**The input:**
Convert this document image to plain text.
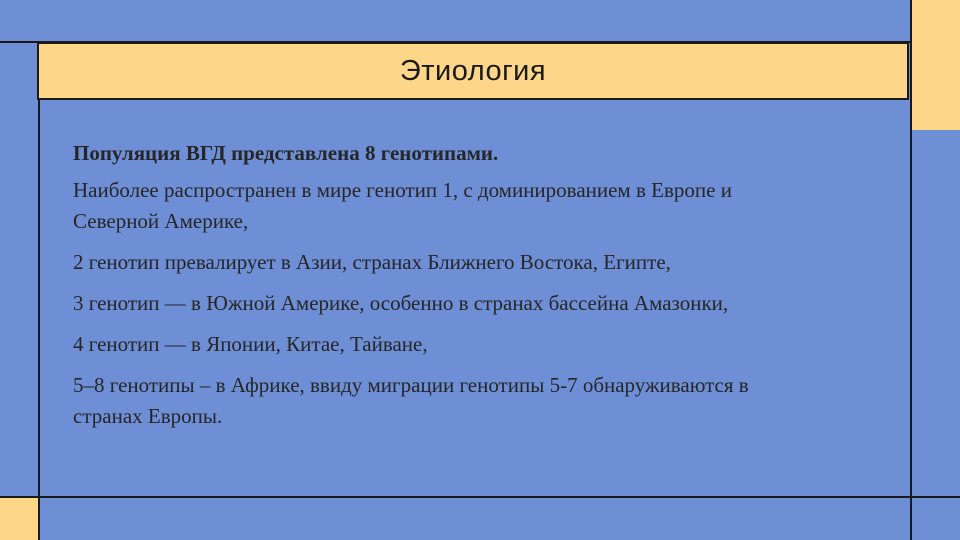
Этиология

Популяция ВГД представлена 8 генотипами.

Наиболее распространен в мире генотип 1, с доминированием в Европе и Северной Америке,

2 генотип превалирует в Азии, странах Ближнего Востока, Египте,

3 генотип — в Южной Америке, особенно в странах бассейна Амазонки,

4 генотип — в Японии, Китае, Тайване,

5–8 генотипы – в Африке, ввиду миграции генотипы 5-7 обнаруживаются в странах Европы.
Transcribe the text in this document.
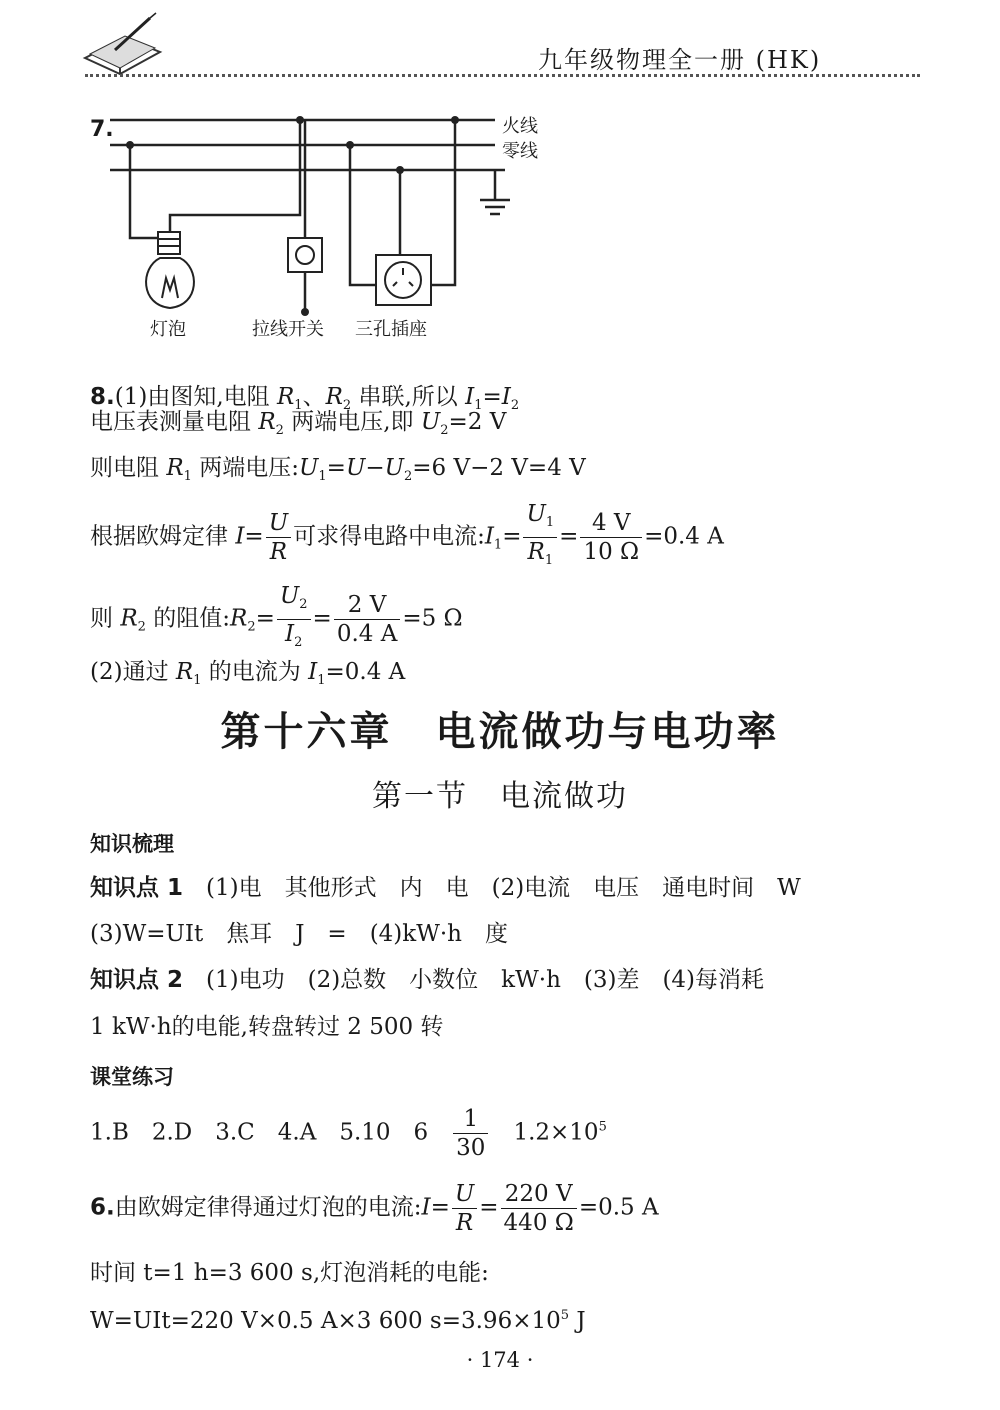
九年级物理全一册 (HK)
7.	火线
零线
灯泡	拉线开关 三孔插座
8.(1)由图知,电阻 $R_1$、$R_2$ 串联,所以 $I_1=I_2$
电压表测量电阻 $R_2$ 两端电压,即 $U_2=2$ V
则电阻 $R_1$ 两端电压$:U_1=U-U_2=6$ V−2 V=4 V
根据欧姆定律 $I= \frac{U}{R}$ 可求得电路中电流$:I_1= \frac{U_1}{R_1} = \frac{4 V}{10 \Omega} =0.4$ A
则 $R_2$ 的阻值$:R_2= \frac{U_2}{I_2} = \frac{2 V}{0.4 A} =5$ Ω
(2)通过 $R_1$ 的电流为 $I_1=0.4$ A
第十六章　电流做功与电功率
第一节　电流做功
知识梳理
知识点 1　 (1)电　其他形式　内　电　(2)电流　电压　通电时间　W
(3)W=UIt　焦耳　J　=　(4)kW·h　度
知识点 2　 (1)电功　(2)总数　小数位　kW·h　(3)差　(4)每消耗
1 kW·h的电能,转盘转过 2 500 转
课堂练习
1.B　2.D　3.C　4.A　5.10　6　 $\frac{1}{30}$
　 $1.2\times 10^5$
6.由欧姆定律得通过灯泡的电流:I= $\frac{U}{R} = \frac{220 V}{440 \Omega} =0.5$ A
时间 t=1 h=3 600 s,灯泡消耗的电能:
W=UIt=220 V×0.5 A×3 600 $s=3.96\times 10^5$ J
· 174 ·
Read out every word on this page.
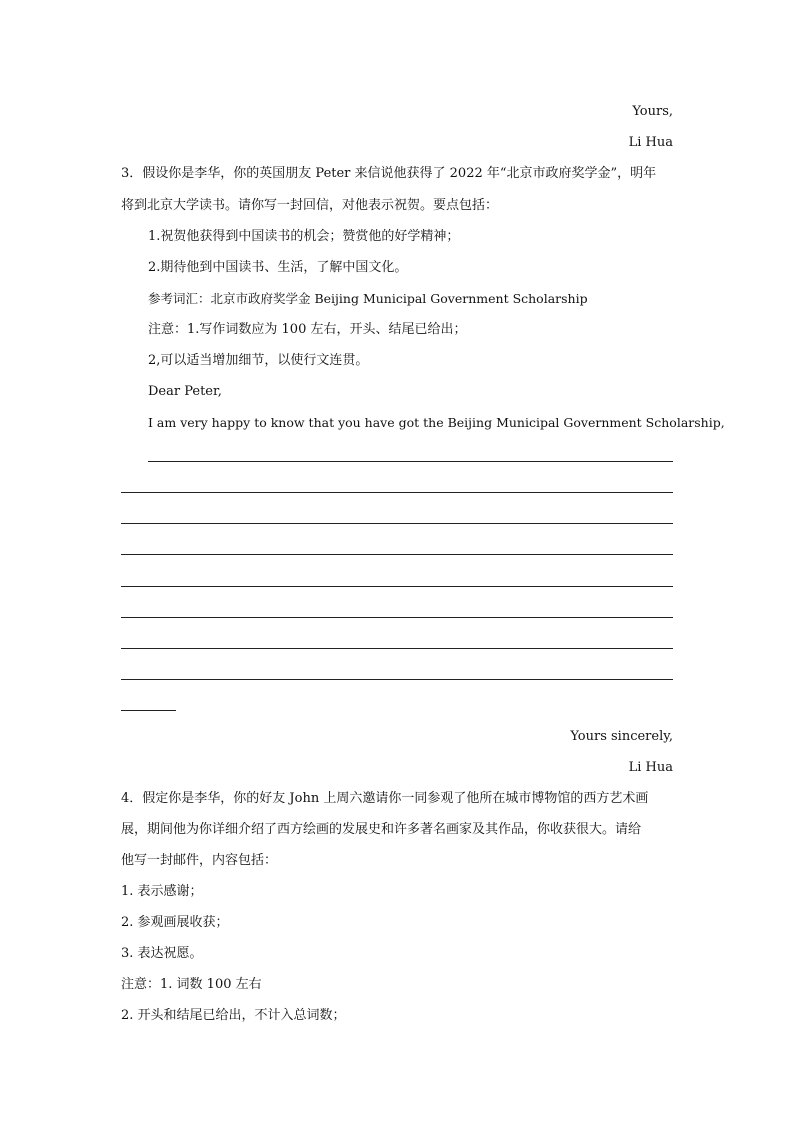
Yours,
Li Hua
3．假设你是李华，你的英国朋友 Peter 来信说他获得了 2022 年“北京市政府奖学金”，明年
将到北京大学读书。请你写一封回信，对他表示祝贺。要点包括：
1.祝贺他获得到中国读书的机会；赞赏他的好学精神；
2.期待他到中国读书、生活，了解中国文化。
参考词汇：北京市政府奖学金 Beijing Municipal Government Scholarship
注意：1.写作词数应为 100 左右，开头、结尾已给出；
2,可以适当增加细节，以使行文连贯。
Dear Peter,
I am very happy to know that you have got the Beijing Municipal Government Scholarship,
Yours sincerely,
Li Hua
4．假定你是李华，你的好友 John 上周六邀请你一同参观了他所在城市博物馆的西方艺术画
展，期间他为你详细介绍了西方绘画的发展史和许多著名画家及其作品，你收获很大。请给
他写一封邮件，内容包括：
1. 表示感谢；
2. 参观画展收获；
3. 表达祝愿。
注意：1. 词数 100 左右
2. 开头和结尾已给出，不计入总词数；
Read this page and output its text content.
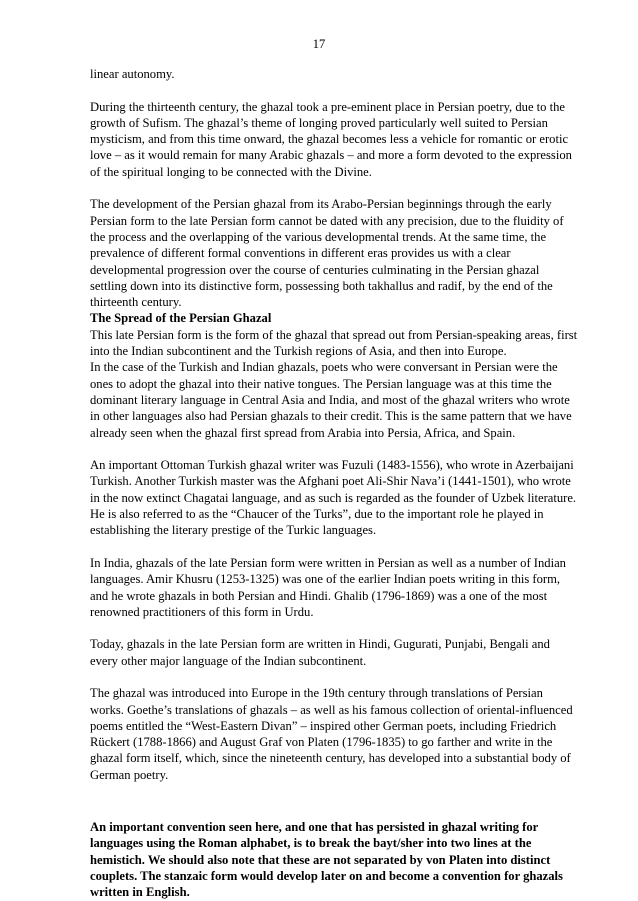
17

linear autonomy.

During the thirteenth century, the ghazal took a pre-eminent place in Persian poetry, due to the growth of Sufism. The ghazal’s theme of longing proved particularly well suited to Persian mysticism, and from this time onward, the ghazal becomes less a vehicle for romantic or erotic love – as it would remain for many Arabic ghazals – and more a form devoted to the expression of the spiritual longing to be connected with the Divine.

The development of the Persian ghazal from its Arabo-Persian beginnings through the early Persian form to the late Persian form cannot be dated with any precision, due to the fluidity of the process and the overlapping of the various developmental trends. At the same time, the prevalence of different formal conventions in different eras provides us with a clear developmental progression over the course of centuries culminating in the Persian ghazal settling down into its distinctive form, possessing both takhallus and radif, by the end of the thirteenth century.

The Spread of the Persian Ghazal

This late Persian form is the form of the ghazal that spread out from Persian-speaking areas, first into the Indian subcontinent and the Turkish regions of Asia, and then into Europe.

In the case of the Turkish and Indian ghazals, poets who were conversant in Persian were the ones to adopt the ghazal into their native tongues. The Persian language was at this time the dominant literary language in Central Asia and India, and most of the ghazal writers who wrote in other languages also had Persian ghazals to their credit. This is the same pattern that we have already seen when the ghazal first spread from Arabia into Persia, Africa, and Spain.

An important Ottoman Turkish ghazal writer was Fuzuli (1483-1556), who wrote in Azerbaijani Turkish. Another Turkish master was the Afghani poet Ali-Shir Nava’i (1441-1501), who wrote in the now extinct Chagatai language, and as such is regarded as the founder of Uzbek literature. He is also referred to as the “Chaucer of the Turks”, due to the important role he played in establishing the literary prestige of the Turkic languages.

In India, ghazals of the late Persian form were written in Persian as well as a number of Indian languages. Amir Khusru (1253-1325) was one of the earlier Indian poets writing in this form, and he wrote ghazals in both Persian and Hindi. Ghalib (1796-1869) was a one of the most renowned practitioners of this form in Urdu.

Today, ghazals in the late Persian form are written in Hindi, Gugurati, Punjabi, Bengali and every other major language of the Indian subcontinent.

The ghazal was introduced into Europe in the 19th century through translations of Persian works. Goethe’s translations of ghazals – as well as his famous collection of oriental-influenced poems entitled the “West-Eastern Divan” – inspired other German poets, including Friedrich Rückert (1788-1866) and August Graf von Platen (1796-1835) to go farther and write in the ghazal form itself, which, since the nineteenth century, has developed into a substantial body of German poetry.

An important convention seen here, and one that has persisted in ghazal writing for languages using the Roman alphabet, is to break the bayt/sher into two lines at the hemistich. We should also note that these are not separated by von Platen into distinct couplets. The stanzaic form would develop later on and become a convention for ghazals written in English.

**Prompt:**
Will you restate every entry word for word and omit the images?

**Response:**
Convert this document image to plain text.
Этиология

Популяция ВГД представлена 8 генотипами.

Наиболее распространен в мире генотип 1, с доминированием в Европе и Северной Америке,

2 генотип превалирует в Азии, странах Ближнего Востока, Египте,

3 генотип — в Южной Америке, особенно в странах бассейна Амазонки,

4 генотип — в Японии, Китае, Тайване,

5–8 генотипы – в Африке, ввиду миграции генотипы 5-7 обнаруживаются в странах Европы.
Transcribe the text in this document.
九年级物理全一册 (HK)
7.	火线
零线
灯泡	拉线开关 三孔插座
8.(1)由图知,电阻 $R_1$、$R_2$ 串联,所以 $I_1=I_2$
电压表测量电阻 $R_2$ 两端电压,即 $U_2=2$ V
则电阻 $R_1$ 两端电压$:U_1=U-U_2=6$ V−2 V=4 V
根据欧姆定律 $I= \frac{U}{R}$ 可求得电路中电流$:I_1= \frac{U_1}{R_1} = \frac{4 V}{10 \Omega} =0.4$ A
则 $R_2$ 的阻值$:R_2= \frac{U_2}{I_2} = \frac{2 V}{0.4 A} =5$ Ω
(2)通过 $R_1$ 的电流为 $I_1=0.4$ A
第十六章　电流做功与电功率
第一节　电流做功
知识梳理
知识点 1　 (1)电　其他形式　内　电　(2)电流　电压　通电时间　W
(3)W=UIt　焦耳　J　=　(4)kW·h　度
知识点 2　 (1)电功　(2)总数　小数位　kW·h　(3)差　(4)每消耗
1 kW·h的电能,转盘转过 2 500 转
课堂练习
1.B　2.D　3.C　4.A　5.10　6　 $\frac{1}{30}$
　 $1.2\times 10^5$
6.由欧姆定律得通过灯泡的电流:I= $\frac{U}{R} = \frac{220 V}{440 \Omega} =0.5$ A
时间 t=1 h=3 600 s,灯泡消耗的电能:
W=UIt=220 V×0.5 A×3 600 $s=3.96\times 10^5$ J
· 174 ·
Read out every word on this page.
Yours,
Li Hua
3．假设你是李华，你的英国朋友 Peter 来信说他获得了 2022 年“北京市政府奖学金”，明年
将到北京大学读书。请你写一封回信，对他表示祝贺。要点包括：
1.祝贺他获得到中国读书的机会；赞赏他的好学精神；
2.期待他到中国读书、生活，了解中国文化。
参考词汇：北京市政府奖学金 Beijing Municipal Government Scholarship
注意：1.写作词数应为 100 左右，开头、结尾已给出；
2,可以适当增加细节，以使行文连贯。
Dear Peter,
I am very happy to know that you have got the Beijing Municipal Government Scholarship,
Yours sincerely,
Li Hua
4．假定你是李华，你的好友 John 上周六邀请你一同参观了他所在城市博物馆的西方艺术画
展，期间他为你详细介绍了西方绘画的发展史和许多著名画家及其作品，你收获很大。请给
他写一封邮件，内容包括：
1. 表示感谢；
2. 参观画展收获；
3. 表达祝愿。
注意：1. 词数 100 左右
2. 开头和结尾已给出，不计入总词数；
Read this page and output its text content.
17

linear autonomy.

During the thirteenth century, the ghazal took a pre-eminent place in Persian poetry, due to the growth of Sufism. The ghazal’s theme of longing proved particularly well suited to Persian mysticism, and from this time onward, the ghazal becomes less a vehicle for romantic or erotic love – as it would remain for many Arabic ghazals – and more a form devoted to the expression of the spiritual longing to be connected with the Divine.

The development of the Persian ghazal from its Arabo-Persian beginnings through the early Persian form to the late Persian form cannot be dated with any precision, due to the fluidity of the process and the overlapping of the various developmental trends. At the same time, the prevalence of different formal conventions in different eras provides us with a clear developmental progression over the course of centuries culminating in the Persian ghazal settling down into its distinctive form, possessing both takhallus and radif, by the end of the thirteenth century.

The Spread of the Persian Ghazal

This late Persian form is the form of the ghazal that spread out from Persian-speaking areas, first into the Indian subcontinent and the Turkish regions of Asia, and then into Europe.

In the case of the Turkish and Indian ghazals, poets who were conversant in Persian were the ones to adopt the ghazal into their native tongues. The Persian language was at this time the dominant literary language in Central Asia and India, and most of the ghazal writers who wrote in other languages also had Persian ghazals to their credit. This is the same pattern that we have already seen when the ghazal first spread from Arabia into Persia, Africa, and Spain.

An important Ottoman Turkish ghazal writer was Fuzuli (1483-1556), who wrote in Azerbaijani Turkish. Another Turkish master was the Afghani poet Ali-Shir Nava’i (1441-1501), who wrote in the now extinct Chagatai language, and as such is regarded as the founder of Uzbek literature. He is also referred to as the “Chaucer of the Turks”, due to the important role he played in establishing the literary prestige of the Turkic languages.

In India, ghazals of the late Persian form were written in Persian as well as a number of Indian languages. Amir Khusru (1253-1325) was one of the earlier Indian poets writing in this form, and he wrote ghazals in both Persian and Hindi. Ghalib (1796-1869) was a one of the most renowned practitioners of this form in Urdu.

Today, ghazals in the late Persian form are written in Hindi, Gugurati, Punjabi, Bengali and every other major language of the Indian subcontinent.

The ghazal was introduced into Europe in the 19th century through translations of Persian works. Goethe’s translations of ghazals – as well as his famous collection of oriental-influenced poems entitled the “West-Eastern Divan” – inspired other German poets, including Friedrich Rückert (1788-1866) and August Graf von Platen (1796-1835) to go farther and write in the ghazal form itself, which, since the nineteenth century, has developed into a substantial body of German poetry.

An important convention seen here, and one that has persisted in ghazal writing for languages using the Roman alphabet, is to break the bayt/sher into two lines at the hemistich. We should also note that these are not separated by von Platen into distinct couplets. The stanzaic form would develop later on and become a convention for ghazals written in English.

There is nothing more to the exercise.